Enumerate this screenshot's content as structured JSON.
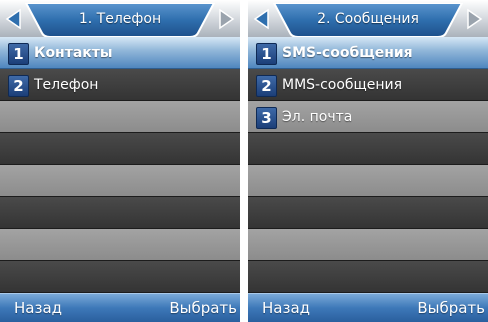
{
  "colors": {
    "header_tab": "#2f6fae",
    "selection": "#4f86bf",
    "number_badge": "#1b3e78",
    "softkey_bar": "#3d78b8"
  },
  "left": {
    "title": "1. Телефон",
    "items": [
      {
        "number": "1",
        "label": "Контакты",
        "selected": true
      },
      {
        "number": "2",
        "label": "Телефон",
        "selected": false
      }
    ],
    "softkeys": {
      "left": "Назад",
      "right": "Выбрать"
    }
  },
  "right": {
    "title": "2. Сообщения",
    "items": [
      {
        "number": "1",
        "label": "SMS-сообщения",
        "selected": true
      },
      {
        "number": "2",
        "label": "MMS-сообщения",
        "selected": false
      },
      {
        "number": "3",
        "label": "Эл. почта",
        "selected": false
      }
    ],
    "softkeys": {
      "left": "Назад",
      "right": "Выбрать"
    }
  },
  "icons": [
    "arrow-left-icon",
    "arrow-right-icon"
  ]
}
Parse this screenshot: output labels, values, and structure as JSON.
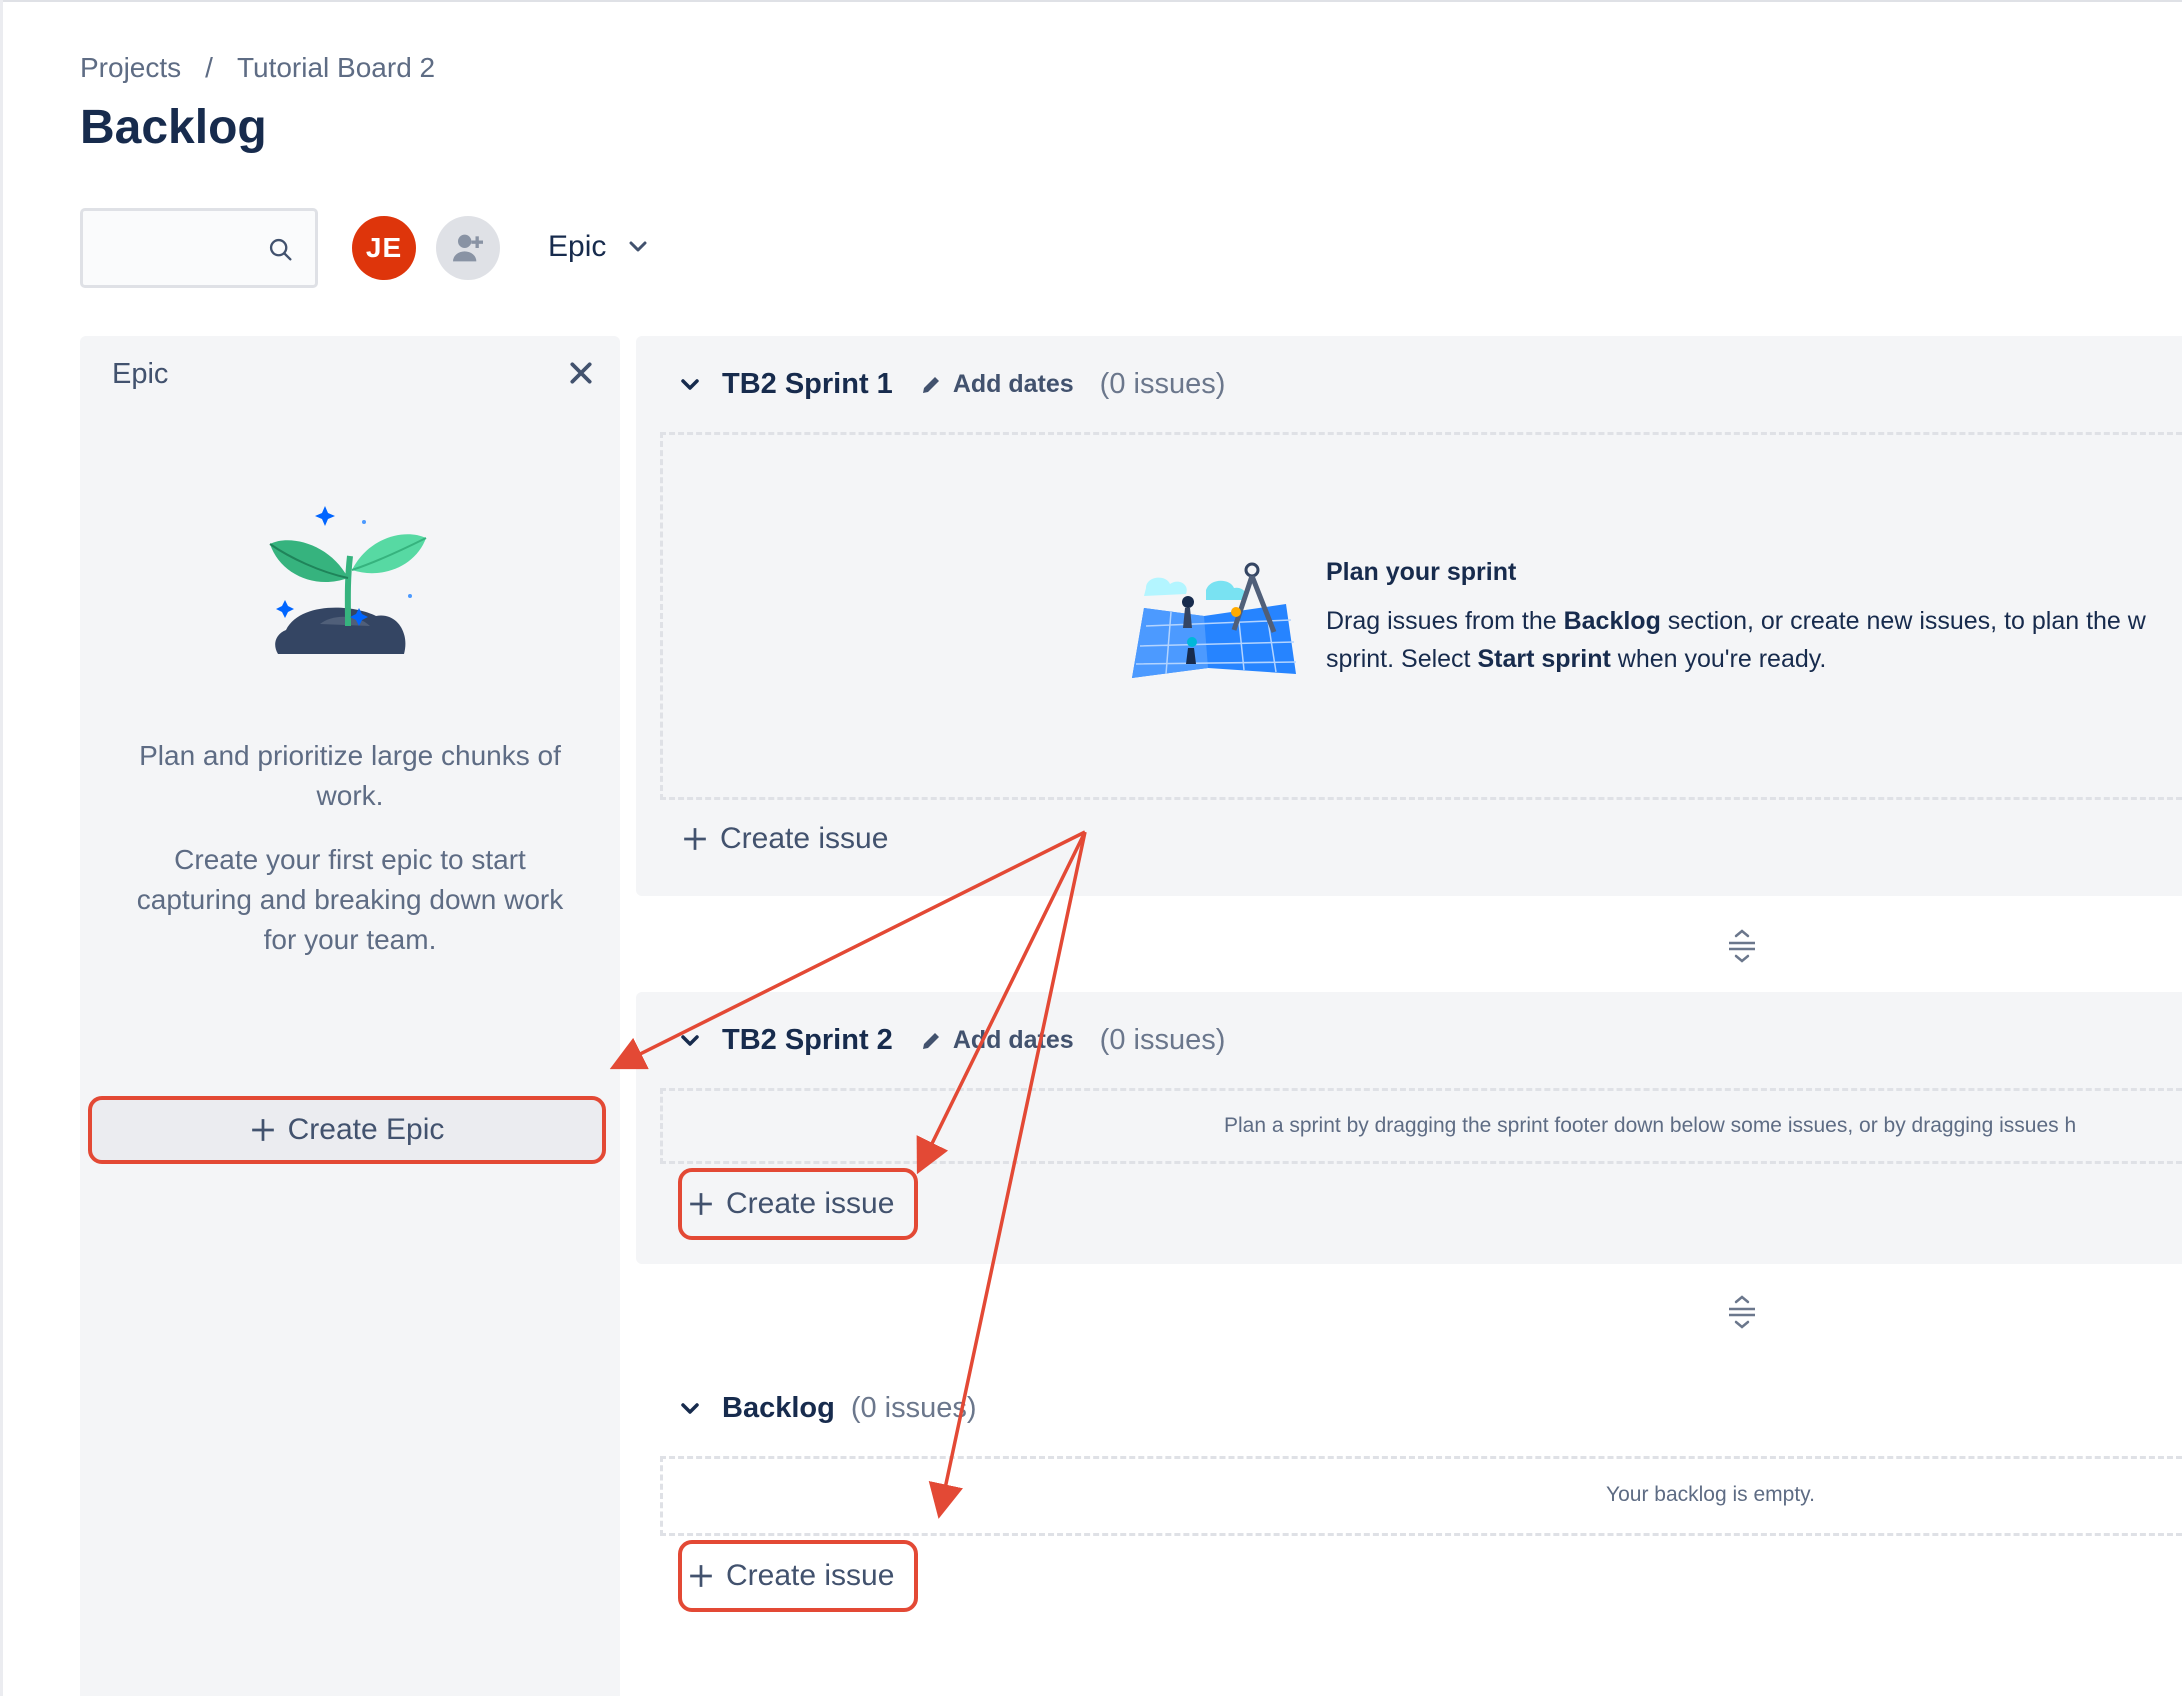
{
  "breadcrumb": {
    "projects": "Projects",
    "separator": "/",
    "board": "Tutorial Board 2"
  },
  "page_title": "Backlog",
  "toolbar": {
    "avatar_initials": "JE",
    "epic_filter_label": "Epic"
  },
  "epic_panel": {
    "title": "Epic",
    "text1": "Plan and prioritize large chunks of work.",
    "text2": "Create your first epic to start capturing and breaking down work for your team.",
    "create_label": "Create Epic"
  },
  "sprint1": {
    "name": "TB2 Sprint 1",
    "add_dates": "Add dates",
    "count": "(0 issues)",
    "plan_title": "Plan your sprint",
    "plan_l1_a": "Drag issues from the ",
    "plan_l1_b": "Backlog",
    "plan_l1_c": " section, or create new issues, to plan the w",
    "plan_l2_a": "sprint. Select ",
    "plan_l2_b": "Start sprint",
    "plan_l2_c": " when you're ready.",
    "create_label": "Create issue"
  },
  "sprint2": {
    "name": "TB2 Sprint 2",
    "add_dates": "Add dates",
    "count": "(0 issues)",
    "note": "Plan a sprint by dragging the sprint footer down below some issues, or by dragging issues h",
    "create_label": "Create issue"
  },
  "backlog": {
    "name": "Backlog",
    "count": "(0 issues)",
    "note": "Your backlog is empty.",
    "create_label": "Create issue"
  },
  "colors": {
    "accent_red": "#e34935",
    "avatar": "#de350b",
    "panel_bg": "#f4f5f7"
  },
  "icons": [
    "search-icon",
    "add-person-icon",
    "chevron-down-icon",
    "close-icon",
    "pencil-icon",
    "plus-icon",
    "drag-handle-icon"
  ]
}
◆ ◆ ◆ ◆ ◆ ◆ ◆
**Directions:** Give every record again exactly, apart from the pictures, which stay out.

**Solution to this task:**
Enumerate this screenshot's content as structured JSON.
{
  "colors": {
    "header_tab": "#2f6fae",
    "selection": "#4f86bf",
    "number_badge": "#1b3e78",
    "softkey_bar": "#3d78b8"
  },
  "left": {
    "title": "1. Телефон",
    "items": [
      {
        "number": "1",
        "label": "Контакты",
        "selected": true
      },
      {
        "number": "2",
        "label": "Телефон",
        "selected": false
      }
    ],
    "softkeys": {
      "left": "Назад",
      "right": "Выбрать"
    }
  },
  "right": {
    "title": "2. Сообщения",
    "items": [
      {
        "number": "1",
        "label": "SMS-сообщения",
        "selected": true
      },
      {
        "number": "2",
        "label": "MMS-сообщения",
        "selected": false
      },
      {
        "number": "3",
        "label": "Эл. почта",
        "selected": false
      }
    ],
    "softkeys": {
      "left": "Назад",
      "right": "Выбрать"
    }
  },
  "icons": [
    "arrow-left-icon",
    "arrow-right-icon"
  ]
}
Parse this screenshot: output labels, values, and structure as JSON.
{
  "breadcrumb": {
    "projects": "Projects",
    "separator": "/",
    "board": "Tutorial Board 2"
  },
  "page_title": "Backlog",
  "toolbar": {
    "avatar_initials": "JE",
    "epic_filter_label": "Epic"
  },
  "epic_panel": {
    "title": "Epic",
    "text1": "Plan and prioritize large chunks of work.",
    "text2": "Create your first epic to start capturing and breaking down work for your team.",
    "create_label": "Create Epic"
  },
  "sprint1": {
    "name": "TB2 Sprint 1",
    "add_dates": "Add dates",
    "count": "(0 issues)",
    "plan_title": "Plan your sprint",
    "plan_l1_a": "Drag issues from the ",
    "plan_l1_b": "Backlog",
    "plan_l1_c": " section, or create new issues, to plan the w",
    "plan_l2_a": "sprint. Select ",
    "plan_l2_b": "Start sprint",
    "plan_l2_c": " when you're ready.",
    "create_label": "Create issue"
  },
  "sprint2": {
    "name": "TB2 Sprint 2",
    "add_dates": "Add dates",
    "count": "(0 issues)",
    "note": "Plan a sprint by dragging the sprint footer down below some issues, or by dragging issues h",
    "create_label": "Create issue"
  },
  "backlog": {
    "name": "Backlog",
    "count": "(0 issues)",
    "note": "Your backlog is empty.",
    "create_label": "Create issue"
  },
  "colors": {
    "accent_red": "#e34935",
    "avatar": "#de350b",
    "panel_bg": "#f4f5f7"
  },
  "icons": [
    "search-icon",
    "add-person-icon",
    "chevron-down-icon",
    "close-icon",
    "pencil-icon",
    "plus-icon",
    "drag-handle-icon"
  ]
}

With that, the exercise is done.